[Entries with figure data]
>> BEGIN
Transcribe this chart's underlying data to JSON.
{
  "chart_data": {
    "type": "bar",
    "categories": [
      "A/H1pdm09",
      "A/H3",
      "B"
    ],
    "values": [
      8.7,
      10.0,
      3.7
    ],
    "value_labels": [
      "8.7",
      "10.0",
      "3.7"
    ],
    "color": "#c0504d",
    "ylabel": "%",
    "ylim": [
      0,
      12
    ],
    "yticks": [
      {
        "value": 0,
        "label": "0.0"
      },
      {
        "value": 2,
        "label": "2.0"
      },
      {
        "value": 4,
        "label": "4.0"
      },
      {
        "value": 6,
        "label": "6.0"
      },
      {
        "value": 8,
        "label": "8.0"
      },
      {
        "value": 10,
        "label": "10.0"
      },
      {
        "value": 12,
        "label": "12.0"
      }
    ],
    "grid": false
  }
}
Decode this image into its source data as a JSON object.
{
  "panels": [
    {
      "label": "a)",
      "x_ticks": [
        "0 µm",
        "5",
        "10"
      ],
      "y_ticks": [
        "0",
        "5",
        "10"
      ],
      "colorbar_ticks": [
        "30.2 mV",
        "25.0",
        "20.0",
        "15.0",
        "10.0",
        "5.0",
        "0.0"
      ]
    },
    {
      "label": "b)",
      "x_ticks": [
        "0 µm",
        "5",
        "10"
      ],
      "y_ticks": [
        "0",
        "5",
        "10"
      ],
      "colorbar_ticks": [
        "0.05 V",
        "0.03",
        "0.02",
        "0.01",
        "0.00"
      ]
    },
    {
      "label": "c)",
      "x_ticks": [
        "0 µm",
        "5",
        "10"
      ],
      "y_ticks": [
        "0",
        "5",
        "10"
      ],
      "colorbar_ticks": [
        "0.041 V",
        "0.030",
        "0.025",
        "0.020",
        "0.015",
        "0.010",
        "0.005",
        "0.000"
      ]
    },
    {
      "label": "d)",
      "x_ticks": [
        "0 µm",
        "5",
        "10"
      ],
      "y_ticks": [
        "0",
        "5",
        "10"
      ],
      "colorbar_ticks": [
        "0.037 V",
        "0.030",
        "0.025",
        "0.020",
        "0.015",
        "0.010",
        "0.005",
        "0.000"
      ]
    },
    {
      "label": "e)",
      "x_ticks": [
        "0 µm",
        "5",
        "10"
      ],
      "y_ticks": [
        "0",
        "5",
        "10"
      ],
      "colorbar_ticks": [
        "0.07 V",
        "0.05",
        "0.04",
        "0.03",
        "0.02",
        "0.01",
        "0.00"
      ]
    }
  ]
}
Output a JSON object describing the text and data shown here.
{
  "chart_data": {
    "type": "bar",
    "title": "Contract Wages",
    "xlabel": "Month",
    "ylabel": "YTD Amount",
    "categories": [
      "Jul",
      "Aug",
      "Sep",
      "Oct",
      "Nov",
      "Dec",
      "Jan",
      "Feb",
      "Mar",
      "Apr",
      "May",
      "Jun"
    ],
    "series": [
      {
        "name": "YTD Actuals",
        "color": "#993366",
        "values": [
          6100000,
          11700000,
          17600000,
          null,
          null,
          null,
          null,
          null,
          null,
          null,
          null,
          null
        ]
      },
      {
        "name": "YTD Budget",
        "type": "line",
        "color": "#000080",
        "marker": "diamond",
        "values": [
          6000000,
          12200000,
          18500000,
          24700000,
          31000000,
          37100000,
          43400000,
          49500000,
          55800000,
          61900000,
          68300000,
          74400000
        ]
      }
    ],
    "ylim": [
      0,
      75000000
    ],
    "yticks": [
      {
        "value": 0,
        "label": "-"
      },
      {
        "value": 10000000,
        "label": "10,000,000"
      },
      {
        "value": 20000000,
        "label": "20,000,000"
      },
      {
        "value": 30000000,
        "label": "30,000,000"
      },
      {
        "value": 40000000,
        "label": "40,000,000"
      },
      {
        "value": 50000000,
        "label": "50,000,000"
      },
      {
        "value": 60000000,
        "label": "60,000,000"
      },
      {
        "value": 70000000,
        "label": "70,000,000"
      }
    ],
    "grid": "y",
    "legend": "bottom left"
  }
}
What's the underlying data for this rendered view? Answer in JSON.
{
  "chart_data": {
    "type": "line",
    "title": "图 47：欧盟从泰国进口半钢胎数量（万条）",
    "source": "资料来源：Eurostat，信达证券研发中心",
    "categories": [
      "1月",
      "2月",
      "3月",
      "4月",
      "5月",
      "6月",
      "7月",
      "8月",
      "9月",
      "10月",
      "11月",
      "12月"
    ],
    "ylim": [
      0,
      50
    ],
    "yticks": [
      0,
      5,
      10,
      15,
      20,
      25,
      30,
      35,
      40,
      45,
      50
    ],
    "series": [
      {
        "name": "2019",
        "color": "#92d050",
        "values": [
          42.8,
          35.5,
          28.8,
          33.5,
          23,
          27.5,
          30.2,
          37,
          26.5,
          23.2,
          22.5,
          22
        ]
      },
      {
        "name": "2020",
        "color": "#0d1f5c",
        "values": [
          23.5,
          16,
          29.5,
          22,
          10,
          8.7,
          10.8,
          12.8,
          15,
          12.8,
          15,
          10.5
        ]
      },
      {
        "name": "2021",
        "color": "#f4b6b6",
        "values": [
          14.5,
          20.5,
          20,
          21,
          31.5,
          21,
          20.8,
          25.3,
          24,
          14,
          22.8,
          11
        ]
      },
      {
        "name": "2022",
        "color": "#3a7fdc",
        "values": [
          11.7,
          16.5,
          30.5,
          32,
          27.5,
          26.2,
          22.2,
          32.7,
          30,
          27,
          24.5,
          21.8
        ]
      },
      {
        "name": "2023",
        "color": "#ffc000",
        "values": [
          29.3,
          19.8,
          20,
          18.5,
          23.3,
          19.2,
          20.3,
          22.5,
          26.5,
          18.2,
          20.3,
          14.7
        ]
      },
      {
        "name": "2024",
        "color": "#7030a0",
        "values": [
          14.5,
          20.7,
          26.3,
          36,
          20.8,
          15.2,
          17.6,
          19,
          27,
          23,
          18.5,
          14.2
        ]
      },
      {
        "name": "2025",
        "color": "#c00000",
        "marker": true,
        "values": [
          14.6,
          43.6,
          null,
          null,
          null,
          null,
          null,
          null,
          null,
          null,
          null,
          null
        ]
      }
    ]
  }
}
>> END
● PROBLEM DESCRIPTION:
Select all lines in the listing above where the word "title" appears, and show them.

● WRITTEN ANSWER:
    "title": "Contract Wages",
    "title": "图 47：欧盟从泰国进口半钢胎数量（万条）",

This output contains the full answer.